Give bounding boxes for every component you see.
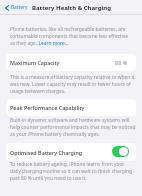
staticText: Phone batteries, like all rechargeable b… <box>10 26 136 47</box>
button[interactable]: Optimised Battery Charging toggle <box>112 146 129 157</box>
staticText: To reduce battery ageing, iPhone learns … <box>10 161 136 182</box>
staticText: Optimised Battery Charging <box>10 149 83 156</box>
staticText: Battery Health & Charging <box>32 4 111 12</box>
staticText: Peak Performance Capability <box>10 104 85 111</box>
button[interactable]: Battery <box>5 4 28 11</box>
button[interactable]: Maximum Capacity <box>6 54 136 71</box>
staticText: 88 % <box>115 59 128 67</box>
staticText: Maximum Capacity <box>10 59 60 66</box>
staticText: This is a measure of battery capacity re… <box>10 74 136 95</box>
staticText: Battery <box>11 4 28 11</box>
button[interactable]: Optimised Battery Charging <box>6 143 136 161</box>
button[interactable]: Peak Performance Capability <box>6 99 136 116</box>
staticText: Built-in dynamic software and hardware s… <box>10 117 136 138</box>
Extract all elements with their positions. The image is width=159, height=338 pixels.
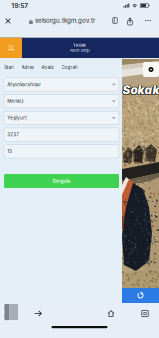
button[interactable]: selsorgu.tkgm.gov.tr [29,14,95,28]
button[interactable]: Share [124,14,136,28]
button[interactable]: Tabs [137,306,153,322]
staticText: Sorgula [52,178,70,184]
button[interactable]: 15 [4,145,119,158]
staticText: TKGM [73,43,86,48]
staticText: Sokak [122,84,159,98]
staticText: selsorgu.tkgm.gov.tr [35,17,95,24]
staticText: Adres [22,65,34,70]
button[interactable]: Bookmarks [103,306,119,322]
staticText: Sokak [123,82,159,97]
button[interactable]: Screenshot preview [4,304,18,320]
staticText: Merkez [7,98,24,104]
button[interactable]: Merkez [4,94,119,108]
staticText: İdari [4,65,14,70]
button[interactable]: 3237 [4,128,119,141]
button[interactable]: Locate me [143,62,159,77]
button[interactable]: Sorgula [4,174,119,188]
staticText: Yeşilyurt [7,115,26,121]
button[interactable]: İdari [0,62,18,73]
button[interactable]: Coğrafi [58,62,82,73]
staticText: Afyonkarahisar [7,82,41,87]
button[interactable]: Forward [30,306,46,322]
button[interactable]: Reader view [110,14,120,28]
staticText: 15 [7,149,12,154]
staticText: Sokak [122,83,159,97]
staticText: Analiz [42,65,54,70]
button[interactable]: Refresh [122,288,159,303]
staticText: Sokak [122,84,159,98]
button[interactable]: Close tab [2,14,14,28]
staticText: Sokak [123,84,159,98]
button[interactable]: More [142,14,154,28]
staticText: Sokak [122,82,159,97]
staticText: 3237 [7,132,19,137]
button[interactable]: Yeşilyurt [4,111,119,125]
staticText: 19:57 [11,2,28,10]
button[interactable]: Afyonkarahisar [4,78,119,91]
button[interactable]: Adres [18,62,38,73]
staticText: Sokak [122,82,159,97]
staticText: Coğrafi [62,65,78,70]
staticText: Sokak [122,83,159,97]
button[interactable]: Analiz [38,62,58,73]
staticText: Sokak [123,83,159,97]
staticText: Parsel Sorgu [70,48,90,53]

========

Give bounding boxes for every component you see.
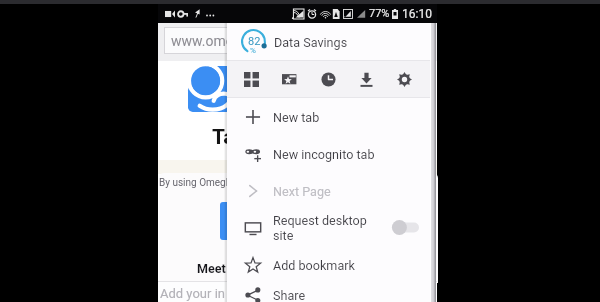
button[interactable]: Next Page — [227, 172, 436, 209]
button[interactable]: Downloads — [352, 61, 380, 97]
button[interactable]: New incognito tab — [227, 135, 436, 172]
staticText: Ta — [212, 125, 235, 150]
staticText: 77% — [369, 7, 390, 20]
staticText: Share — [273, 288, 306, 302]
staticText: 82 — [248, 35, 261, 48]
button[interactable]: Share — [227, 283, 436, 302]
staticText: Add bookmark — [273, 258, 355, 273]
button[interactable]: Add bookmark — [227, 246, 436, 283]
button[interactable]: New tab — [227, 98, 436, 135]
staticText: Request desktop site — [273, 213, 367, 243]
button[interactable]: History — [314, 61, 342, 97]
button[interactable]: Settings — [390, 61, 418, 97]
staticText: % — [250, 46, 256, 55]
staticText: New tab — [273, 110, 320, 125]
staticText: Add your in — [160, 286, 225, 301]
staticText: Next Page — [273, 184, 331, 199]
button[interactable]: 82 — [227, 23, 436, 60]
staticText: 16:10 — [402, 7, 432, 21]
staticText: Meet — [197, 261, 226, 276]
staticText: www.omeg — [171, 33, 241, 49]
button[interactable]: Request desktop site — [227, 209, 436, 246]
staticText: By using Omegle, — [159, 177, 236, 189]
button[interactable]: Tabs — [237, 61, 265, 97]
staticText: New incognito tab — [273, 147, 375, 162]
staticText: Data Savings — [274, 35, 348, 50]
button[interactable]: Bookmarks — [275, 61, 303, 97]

========

[WHAT YOU HAVE TO DO]
Starting at the line with "button[interactable]: Next Page" and ending at the line with "staticText: Add bookmark", give those entries again with "Share" swapped for "Send" and nothing else changed.

[RESPONSE]
button[interactable]: Next Page — [227, 172, 436, 209]
button[interactable]: Downloads — [352, 61, 380, 97]
button[interactable]: New incognito tab — [227, 135, 436, 172]
staticText: Ta — [212, 125, 235, 150]
staticText: 77% — [369, 7, 390, 20]
staticText: Send — [273, 288, 306, 302]
staticText: 82 — [248, 35, 261, 48]
button[interactable]: Send — [227, 283, 436, 302]
staticText: Add bookmark — [273, 258, 355, 273]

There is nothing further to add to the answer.